Data rows

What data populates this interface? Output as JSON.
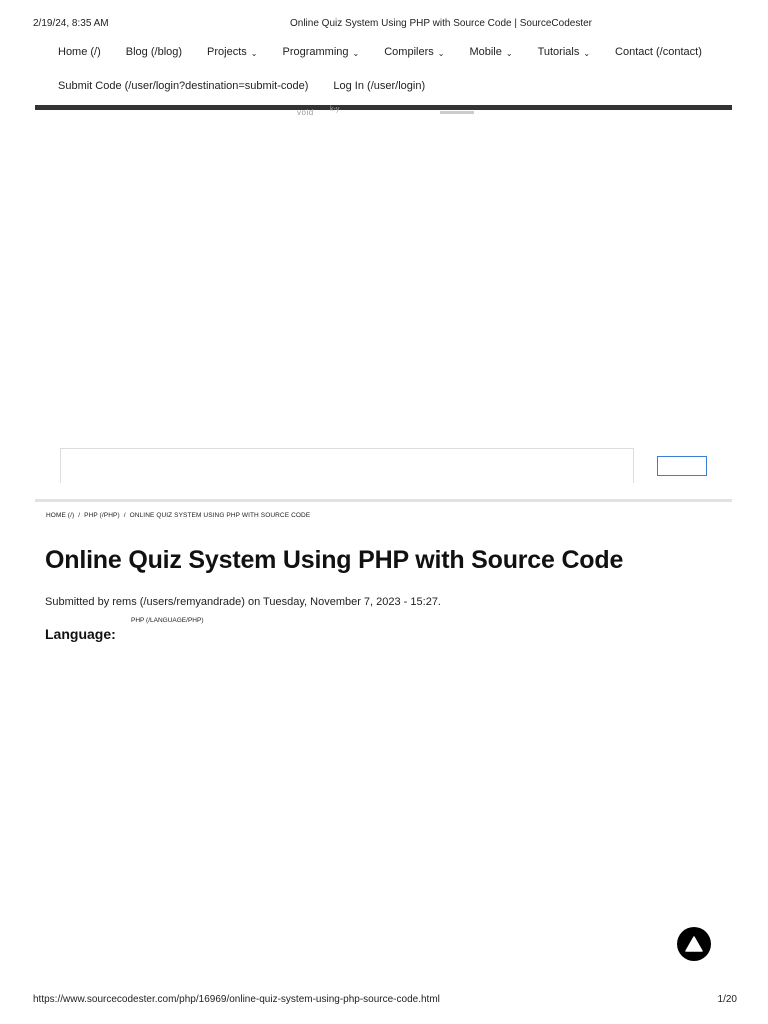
{
  "print_header": {
    "date": "2/19/24, 8:35 AM",
    "title": "Online Quiz System Using PHP with Source Code | SourceCodester"
  },
  "nav": {
    "row1": [
      {
        "label": "Home (/)",
        "dropdown": false
      },
      {
        "label": "Blog (/blog)",
        "dropdown": false
      },
      {
        "label": "Projects",
        "dropdown": true
      },
      {
        "label": "Programming",
        "dropdown": true
      },
      {
        "label": "Compilers",
        "dropdown": true
      },
      {
        "label": "Mobile",
        "dropdown": true
      },
      {
        "label": "Tutorials",
        "dropdown": true
      },
      {
        "label": "Contact (/contact)",
        "dropdown": false
      }
    ],
    "row2": [
      {
        "label": "Submit Code (/user/login?destination=submit-code)",
        "dropdown": false
      },
      {
        "label": "Log In (/user/login)",
        "dropdown": false
      }
    ],
    "caret": "⌄"
  },
  "faded": {
    "text": "void",
    "text2": "k-y"
  },
  "breadcrumb": {
    "items": [
      "HOME (/)",
      "PHP (/PHP)",
      "ONLINE QUIZ SYSTEM USING PHP WITH SOURCE CODE"
    ],
    "separator": "/"
  },
  "article": {
    "title": "Online Quiz System Using PHP with Source Code",
    "submitted": "Submitted by rems (/users/remyandrade) on Tuesday, November 7, 2023 - 15:27.",
    "language_label": "Language:",
    "language_value": "PHP (/LANGUAGE/PHP)"
  },
  "print_footer": {
    "url": "https://www.sourcecodester.com/php/16969/online-quiz-system-using-php-source-code.html",
    "page": "1/20"
  },
  "icons": {
    "scroll_top": "scroll-to-top-icon"
  },
  "colors": {
    "nav_bar": "#333333",
    "search_button_border": "#3b7dd8",
    "scroll_top_bg": "#000000"
  }
}
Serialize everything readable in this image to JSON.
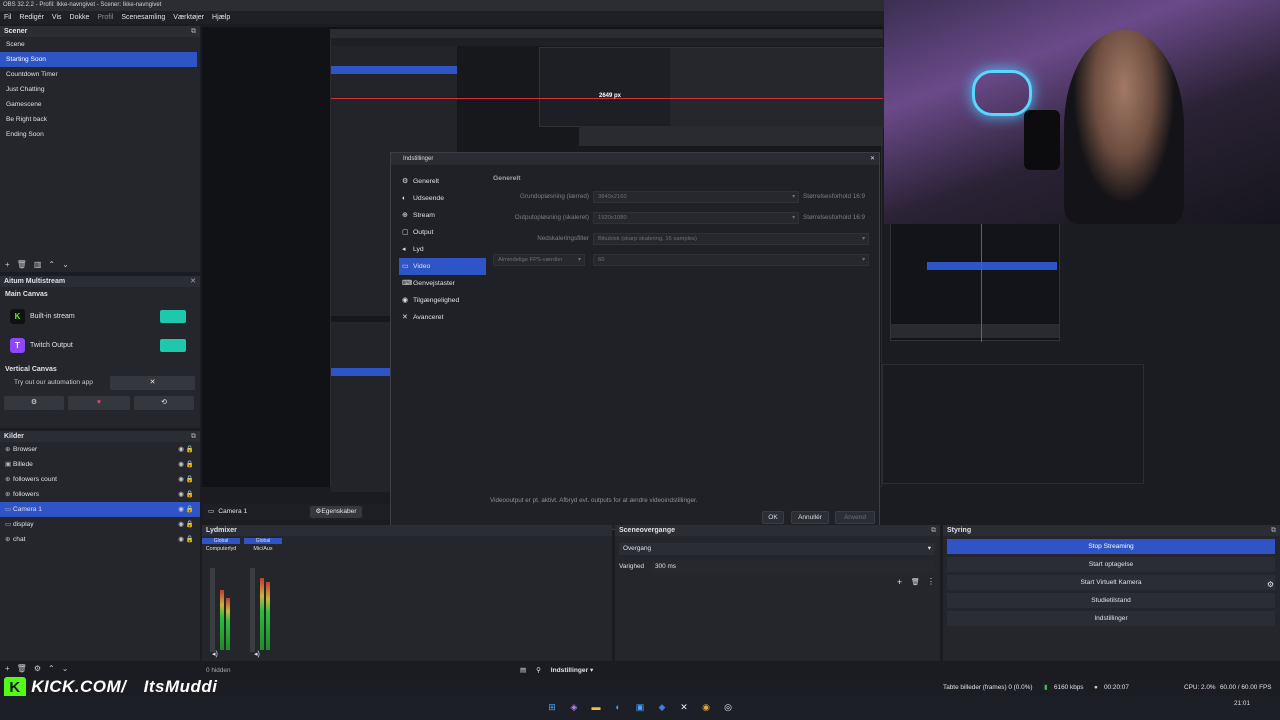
{
  "window": {
    "title": "OBS 32.2.2 - Profil: Ikke-navngivet - Scener: Ikke-navngivet"
  },
  "menu": [
    "Fil",
    "Redigér",
    "Vis",
    "Dokke",
    "Profil",
    "Scenesamling",
    "Værktøjer",
    "Hjælp"
  ],
  "scenes": {
    "title": "Scener",
    "items": [
      "Scene",
      "Starting Soon",
      "Countdown Timer",
      "Just Chatting",
      "Gamescene",
      "Be Right back",
      "Ending Soon"
    ],
    "selected_index": 1
  },
  "multistream": {
    "title": "Aitum Multistream",
    "main_canvas": "Main Canvas",
    "outputs": [
      {
        "name": "Built-in stream",
        "logo": "K",
        "color": "#53fc18"
      },
      {
        "name": "Twitch Output",
        "logo": "T",
        "color": "#9146ff"
      }
    ],
    "vertical_canvas": "Vertical Canvas",
    "vertical_label": "Try out our automation app"
  },
  "sources": {
    "title": "Kilder",
    "items": [
      {
        "name": "Browser",
        "icon": "globe-icon"
      },
      {
        "name": "Billede",
        "icon": "image-icon"
      },
      {
        "name": "followers count",
        "icon": "text-icon"
      },
      {
        "name": "followers",
        "icon": "globe-icon"
      },
      {
        "name": "Camera 1",
        "icon": "camera-icon"
      },
      {
        "name": "display",
        "icon": "monitor-icon"
      },
      {
        "name": "chat",
        "icon": "globe-icon"
      }
    ],
    "selected_index": 4
  },
  "source_toolbar": {
    "selected": "Camera 1",
    "properties": "Egenskaber"
  },
  "preview": {
    "measure": "2649 px"
  },
  "settings": {
    "title": "Indstillinger",
    "nav": [
      {
        "label": "Generelt",
        "icon": "gear-icon"
      },
      {
        "label": "Udseende",
        "icon": "palette-icon"
      },
      {
        "label": "Stream",
        "icon": "globe-icon"
      },
      {
        "label": "Output",
        "icon": "output-icon"
      },
      {
        "label": "Lyd",
        "icon": "speaker-icon"
      },
      {
        "label": "Video",
        "icon": "monitor-icon"
      },
      {
        "label": "Genvejstaster",
        "icon": "keyboard-icon"
      },
      {
        "label": "Tilgængelighed",
        "icon": "accessibility-icon"
      },
      {
        "label": "Avanceret",
        "icon": "tools-icon"
      }
    ],
    "selected_index": 5,
    "section": "Generelt",
    "base_res_label": "Grundopløsning (lærred)",
    "base_res_value": "3840x2160",
    "base_aspect": "Størrelsesforhold 16:9",
    "output_res_label": "Outputopløsning (skaleret)",
    "output_res_value": "1920x1080",
    "output_aspect": "Størrelsesforhold 16:9",
    "filter_label": "Nedskaleringsfilter",
    "filter_value": "Bikubisk (skarp skalering, 16 samples)",
    "fps_label": "Almindelige FPS-værdier",
    "fps_value": "60",
    "notice": "Videooutput er pt. aktivt. Afbryd evt. outputs for at ændre videoindstillinger.",
    "ok": "OK",
    "cancel": "Annullér",
    "apply": "Anvend"
  },
  "mixer": {
    "title": "Lydmixer",
    "channels": [
      {
        "scope": "Global",
        "name": "Computerlyd",
        "level": 0.55
      },
      {
        "scope": "Global",
        "name": "Mic/Aux",
        "level": 0.72
      }
    ],
    "hidden": "0 hidden"
  },
  "transitions": {
    "title": "Sceneovergange",
    "type": "Overgang",
    "duration_label": "Varighed",
    "duration_value": "300 ms"
  },
  "controls": {
    "title": "Styring",
    "buttons": [
      "Stop Streaming",
      "Start optagelse",
      "Start Virtuelt Kamera",
      "Studietilstand",
      "Indstillinger"
    ],
    "selected_index": 0
  },
  "bottom_bar": {
    "settings_label": "Indstillinger"
  },
  "status": {
    "dropped": "Tabte billeder (frames) 0 (0.0%)",
    "bitrate": "6160 kbps",
    "time": "00:20:07",
    "cpu": "CPU: 2.0%",
    "fps": "60.00 / 60.00 FPS"
  },
  "overlay": {
    "brand": "KICK.COM/",
    "handle": "ItsMuddi"
  },
  "taskbar": {
    "clock": "21:01"
  },
  "colors": {
    "accent": "#2f54c6",
    "toggle": "#1fc7ad",
    "kick": "#53fc18",
    "twitch": "#9146ff"
  }
}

What is being asked
Leave out the pictures and copy the rest of the material above exactly.

Solution for this problem
What data populates this interface? Output as JSON.
{
  "print_header": {
    "date": "2/19/24, 8:35 AM",
    "title": "Online Quiz System Using PHP with Source Code | SourceCodester"
  },
  "nav": {
    "row1": [
      {
        "label": "Home (/)",
        "dropdown": false
      },
      {
        "label": "Blog (/blog)",
        "dropdown": false
      },
      {
        "label": "Projects",
        "dropdown": true
      },
      {
        "label": "Programming",
        "dropdown": true
      },
      {
        "label": "Compilers",
        "dropdown": true
      },
      {
        "label": "Mobile",
        "dropdown": true
      },
      {
        "label": "Tutorials",
        "dropdown": true
      },
      {
        "label": "Contact (/contact)",
        "dropdown": false
      }
    ],
    "row2": [
      {
        "label": "Submit Code (/user/login?destination=submit-code)",
        "dropdown": false
      },
      {
        "label": "Log In (/user/login)",
        "dropdown": false
      }
    ],
    "caret": "⌄"
  },
  "faded": {
    "text": "void",
    "text2": "k-y"
  },
  "breadcrumb": {
    "items": [
      "HOME (/)",
      "PHP (/PHP)",
      "ONLINE QUIZ SYSTEM USING PHP WITH SOURCE CODE"
    ],
    "separator": "/"
  },
  "article": {
    "title": "Online Quiz System Using PHP with Source Code",
    "submitted": "Submitted by rems (/users/remyandrade) on Tuesday, November 7, 2023 - 15:27.",
    "language_label": "Language:",
    "language_value": "PHP (/LANGUAGE/PHP)"
  },
  "print_footer": {
    "url": "https://www.sourcecodester.com/php/16969/online-quiz-system-using-php-source-code.html",
    "page": "1/20"
  },
  "icons": {
    "scroll_top": "scroll-to-top-icon"
  },
  "colors": {
    "nav_bar": "#333333",
    "search_button_border": "#3b7dd8",
    "scroll_top_bg": "#000000"
  }
}
Serialize everything readable in this image to JSON.
{
  "window": {
    "title": "OBS 32.2.2 - Profil: Ikke-navngivet - Scener: Ikke-navngivet"
  },
  "menu": [
    "Fil",
    "Redigér",
    "Vis",
    "Dokke",
    "Profil",
    "Scenesamling",
    "Værktøjer",
    "Hjælp"
  ],
  "scenes": {
    "title": "Scener",
    "items": [
      "Scene",
      "Starting Soon",
      "Countdown Timer",
      "Just Chatting",
      "Gamescene",
      "Be Right back",
      "Ending Soon"
    ],
    "selected_index": 1
  },
  "multistream": {
    "title": "Aitum Multistream",
    "main_canvas": "Main Canvas",
    "outputs": [
      {
        "name": "Built-in stream",
        "logo": "K",
        "color": "#53fc18"
      },
      {
        "name": "Twitch Output",
        "logo": "T",
        "color": "#9146ff"
      }
    ],
    "vertical_canvas": "Vertical Canvas",
    "vertical_label": "Try out our automation app"
  },
  "sources": {
    "title": "Kilder",
    "items": [
      {
        "name": "Browser",
        "icon": "globe-icon"
      },
      {
        "name": "Billede",
        "icon": "image-icon"
      },
      {
        "name": "followers count",
        "icon": "text-icon"
      },
      {
        "name": "followers",
        "icon": "globe-icon"
      },
      {
        "name": "Camera 1",
        "icon": "camera-icon"
      },
      {
        "name": "display",
        "icon": "monitor-icon"
      },
      {
        "name": "chat",
        "icon": "globe-icon"
      }
    ],
    "selected_index": 4
  },
  "source_toolbar": {
    "selected": "Camera 1",
    "properties": "Egenskaber"
  },
  "preview": {
    "measure": "2649 px"
  },
  "settings": {
    "title": "Indstillinger",
    "nav": [
      {
        "label": "Generelt",
        "icon": "gear-icon"
      },
      {
        "label": "Udseende",
        "icon": "palette-icon"
      },
      {
        "label": "Stream",
        "icon": "globe-icon"
      },
      {
        "label": "Output",
        "icon": "output-icon"
      },
      {
        "label": "Lyd",
        "icon": "speaker-icon"
      },
      {
        "label": "Video",
        "icon": "monitor-icon"
      },
      {
        "label": "Genvejstaster",
        "icon": "keyboard-icon"
      },
      {
        "label": "Tilgængelighed",
        "icon": "accessibility-icon"
      },
      {
        "label": "Avanceret",
        "icon": "tools-icon"
      }
    ],
    "selected_index": 5,
    "section": "Generelt",
    "base_res_label": "Grundopløsning (lærred)",
    "base_res_value": "3840x2160",
    "base_aspect": "Størrelsesforhold 16:9",
    "output_res_label": "Outputopløsning (skaleret)",
    "output_res_value": "1920x1080",
    "output_aspect": "Størrelsesforhold 16:9",
    "filter_label": "Nedskaleringsfilter",
    "filter_value": "Bikubisk (skarp skalering, 16 samples)",
    "fps_label": "Almindelige FPS-værdier",
    "fps_value": "60",
    "notice": "Videooutput er pt. aktivt. Afbryd evt. outputs for at ændre videoindstillinger.",
    "ok": "OK",
    "cancel": "Annullér",
    "apply": "Anvend"
  },
  "mixer": {
    "title": "Lydmixer",
    "channels": [
      {
        "scope": "Global",
        "name": "Computerlyd",
        "level": 0.55
      },
      {
        "scope": "Global",
        "name": "Mic/Aux",
        "level": 0.72
      }
    ],
    "hidden": "0 hidden"
  },
  "transitions": {
    "title": "Sceneovergange",
    "type": "Overgang",
    "duration_label": "Varighed",
    "duration_value": "300 ms"
  },
  "controls": {
    "title": "Styring",
    "buttons": [
      "Stop Streaming",
      "Start optagelse",
      "Start Virtuelt Kamera",
      "Studietilstand",
      "Indstillinger"
    ],
    "selected_index": 0
  },
  "bottom_bar": {
    "settings_label": "Indstillinger"
  },
  "status": {
    "dropped": "Tabte billeder (frames) 0 (0.0%)",
    "bitrate": "6160 kbps",
    "time": "00:20:07",
    "cpu": "CPU: 2.0%",
    "fps": "60.00 / 60.00 FPS"
  },
  "overlay": {
    "brand": "KICK.COM/",
    "handle": "ItsMuddi"
  },
  "taskbar": {
    "clock": "21:01"
  },
  "colors": {
    "accent": "#2f54c6",
    "toggle": "#1fc7ad",
    "kick": "#53fc18",
    "twitch": "#9146ff"
  }
}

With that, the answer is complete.